◆ YOUR TASK
Exactly repeat the material, dropping every picture from the copy.

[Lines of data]

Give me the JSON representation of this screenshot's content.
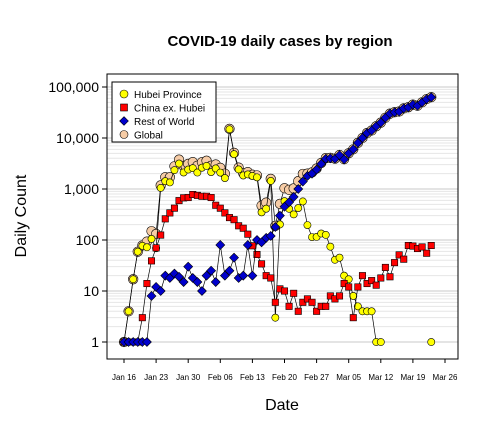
{
  "chart_data": {
    "type": "scatter",
    "title": "COVID-19 daily cases by region",
    "xlabel": "Date",
    "ylabel": "Daily Count",
    "yscale": "log",
    "ylim": [
      1,
      100000
    ],
    "xlim": [
      "2020-01-13",
      "2020-03-28"
    ],
    "grid": true,
    "legend_position": "top-left",
    "y_ticks": [
      "1",
      "10",
      "100",
      "1,000",
      "10,000",
      "100,000"
    ],
    "x_ticks": [
      "Jan 16",
      "Jan 23",
      "Jan 30",
      "Feb 06",
      "Feb 13",
      "Feb 20",
      "Feb 27",
      "Mar 05",
      "Mar 12",
      "Mar 19",
      "Mar 26"
    ],
    "series": [
      {
        "name": "Hubei Province",
        "color": "#ffff00",
        "marker": "circle",
        "start": "2020-01-16",
        "values": [
          1,
          4,
          17,
          59,
          77,
          72,
          105,
          69,
          1052,
          1423,
          1347,
          2345,
          3156,
          2109,
          2409,
          2567,
          2103,
          2618,
          2841,
          2147,
          2531,
          2097,
          1638,
          14840,
          4823,
          2420,
          1843,
          1933,
          1807,
          1693,
          349,
          411,
          1441,
          3,
          202,
          577,
          409,
          318,
          423,
          570,
          196,
          114,
          115,
          134,
          126,
          74,
          41,
          45,
          20,
          17,
          8,
          5,
          4,
          4,
          4,
          1,
          1,
          null,
          null,
          null,
          null,
          null,
          null,
          null,
          null,
          null,
          null,
          1
        ]
      },
      {
        "name": "China ex. Hubei",
        "color": "#ff0000",
        "marker": "square",
        "start": "2020-01-16",
        "values": [
          1,
          1,
          1,
          1,
          3,
          14,
          39,
          70,
          125,
          260,
          340,
          421,
          592,
          670,
          680,
          780,
          750,
          720,
          720,
          680,
          480,
          420,
          340,
          275,
          250,
          190,
          170,
          130,
          77,
          52,
          34,
          20,
          18,
          6,
          11,
          10,
          5,
          9,
          4,
          6,
          7,
          6,
          4,
          5,
          5,
          8,
          7,
          8,
          14,
          12,
          3,
          12,
          20,
          14,
          16,
          13,
          18,
          29,
          19,
          36,
          51,
          42,
          78,
          76,
          68,
          73,
          55,
          78
        ]
      },
      {
        "name": "Rest of World",
        "color": "#0000cc",
        "marker": "diamond",
        "start": "2020-01-16",
        "values": [
          1,
          1,
          1,
          1,
          1,
          1,
          8,
          12,
          10,
          20,
          18,
          22,
          19,
          15,
          30,
          18,
          15,
          10,
          20,
          25,
          15,
          80,
          20,
          25,
          45,
          18,
          20,
          80,
          20,
          100,
          90,
          110,
          120,
          180,
          300,
          450,
          550,
          700,
          1000,
          1400,
          1800,
          2000,
          2400,
          3100,
          3900,
          4000,
          3900,
          4600,
          3800,
          5000,
          6000,
          8000,
          10000,
          12500,
          14000,
          17000,
          20000,
          25000,
          30000,
          32000,
          33000,
          38000,
          40000,
          45000,
          43000,
          50000,
          58000,
          63000
        ]
      },
      {
        "name": "Global",
        "color": "#f6cca6",
        "marker": "circle",
        "start": "2020-01-16",
        "values": [
          1,
          4,
          17,
          59,
          78,
          93,
          149,
          131,
          1177,
          1703,
          1698,
          2786,
          3767,
          2809,
          3109,
          3367,
          2863,
          3348,
          3581,
          2852,
          3026,
          2597,
          1998,
          15140,
          5118,
          2628,
          2033,
          2143,
          1904,
          1845,
          473,
          541,
          1579,
          189,
          511,
          1037,
          964,
          1027,
          1427,
          1976,
          2003,
          2120,
          2519,
          3239,
          4031,
          4082,
          3948,
          4653,
          3842,
          5029,
          6004,
          8017,
          10024,
          12518,
          14020,
          17013,
          20018,
          25029,
          30019,
          32036,
          33051,
          38042,
          40078,
          45076,
          43068,
          50073,
          58055,
          63078
        ]
      }
    ]
  }
}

◆ FINISHED ANSWER
Give me the JSON representation of this screenshot's content.
{
  "chart_data": {
    "type": "scatter",
    "title": "COVID-19 daily cases by region",
    "xlabel": "Date",
    "ylabel": "Daily Count",
    "yscale": "log",
    "ylim": [
      1,
      100000
    ],
    "xlim": [
      "2020-01-13",
      "2020-03-28"
    ],
    "grid": true,
    "legend_position": "top-left",
    "y_ticks": [
      "1",
      "10",
      "100",
      "1,000",
      "10,000",
      "100,000"
    ],
    "x_ticks": [
      "Jan 16",
      "Jan 23",
      "Jan 30",
      "Feb 06",
      "Feb 13",
      "Feb 20",
      "Feb 27",
      "Mar 05",
      "Mar 12",
      "Mar 19",
      "Mar 26"
    ],
    "series": [
      {
        "name": "Hubei Province",
        "color": "#ffff00",
        "marker": "circle",
        "start": "2020-01-16",
        "values": [
          1,
          4,
          17,
          59,
          77,
          72,
          105,
          69,
          1052,
          1423,
          1347,
          2345,
          3156,
          2109,
          2409,
          2567,
          2103,
          2618,
          2841,
          2147,
          2531,
          2097,
          1638,
          14840,
          4823,
          2420,
          1843,
          1933,
          1807,
          1693,
          349,
          411,
          1441,
          3,
          202,
          577,
          409,
          318,
          423,
          570,
          196,
          114,
          115,
          134,
          126,
          74,
          41,
          45,
          20,
          17,
          8,
          5,
          4,
          4,
          4,
          1,
          1,
          null,
          null,
          null,
          null,
          null,
          null,
          null,
          null,
          null,
          null,
          1
        ]
      },
      {
        "name": "China ex. Hubei",
        "color": "#ff0000",
        "marker": "square",
        "start": "2020-01-16",
        "values": [
          1,
          1,
          1,
          1,
          3,
          14,
          39,
          70,
          125,
          260,
          340,
          421,
          592,
          670,
          680,
          780,
          750,
          720,
          720,
          680,
          480,
          420,
          340,
          275,
          250,
          190,
          170,
          130,
          77,
          52,
          34,
          20,
          18,
          6,
          11,
          10,
          5,
          9,
          4,
          6,
          7,
          6,
          4,
          5,
          5,
          8,
          7,
          8,
          14,
          12,
          3,
          12,
          20,
          14,
          16,
          13,
          18,
          29,
          19,
          36,
          51,
          42,
          78,
          76,
          68,
          73,
          55,
          78
        ]
      },
      {
        "name": "Rest of World",
        "color": "#0000cc",
        "marker": "diamond",
        "start": "2020-01-16",
        "values": [
          1,
          1,
          1,
          1,
          1,
          1,
          8,
          12,
          10,
          20,
          18,
          22,
          19,
          15,
          30,
          18,
          15,
          10,
          20,
          25,
          15,
          80,
          20,
          25,
          45,
          18,
          20,
          80,
          20,
          100,
          90,
          110,
          120,
          180,
          300,
          450,
          550,
          700,
          1000,
          1400,
          1800,
          2000,
          2400,
          3100,
          3900,
          4000,
          3900,
          4600,
          3800,
          5000,
          6000,
          8000,
          10000,
          12500,
          14000,
          17000,
          20000,
          25000,
          30000,
          32000,
          33000,
          38000,
          40000,
          45000,
          43000,
          50000,
          58000,
          63000
        ]
      },
      {
        "name": "Global",
        "color": "#f6cca6",
        "marker": "circle",
        "start": "2020-01-16",
        "values": [
          1,
          4,
          17,
          59,
          78,
          93,
          149,
          131,
          1177,
          1703,
          1698,
          2786,
          3767,
          2809,
          3109,
          3367,
          2863,
          3348,
          3581,
          2852,
          3026,
          2597,
          1998,
          15140,
          5118,
          2628,
          2033,
          2143,
          1904,
          1845,
          473,
          541,
          1579,
          189,
          511,
          1037,
          964,
          1027,
          1427,
          1976,
          2003,
          2120,
          2519,
          3239,
          4031,
          4082,
          3948,
          4653,
          3842,
          5029,
          6004,
          8017,
          10024,
          12518,
          14020,
          17013,
          20018,
          25029,
          30019,
          32036,
          33051,
          38042,
          40078,
          45076,
          43068,
          50073,
          58055,
          63078
        ]
      }
    ]
  }
}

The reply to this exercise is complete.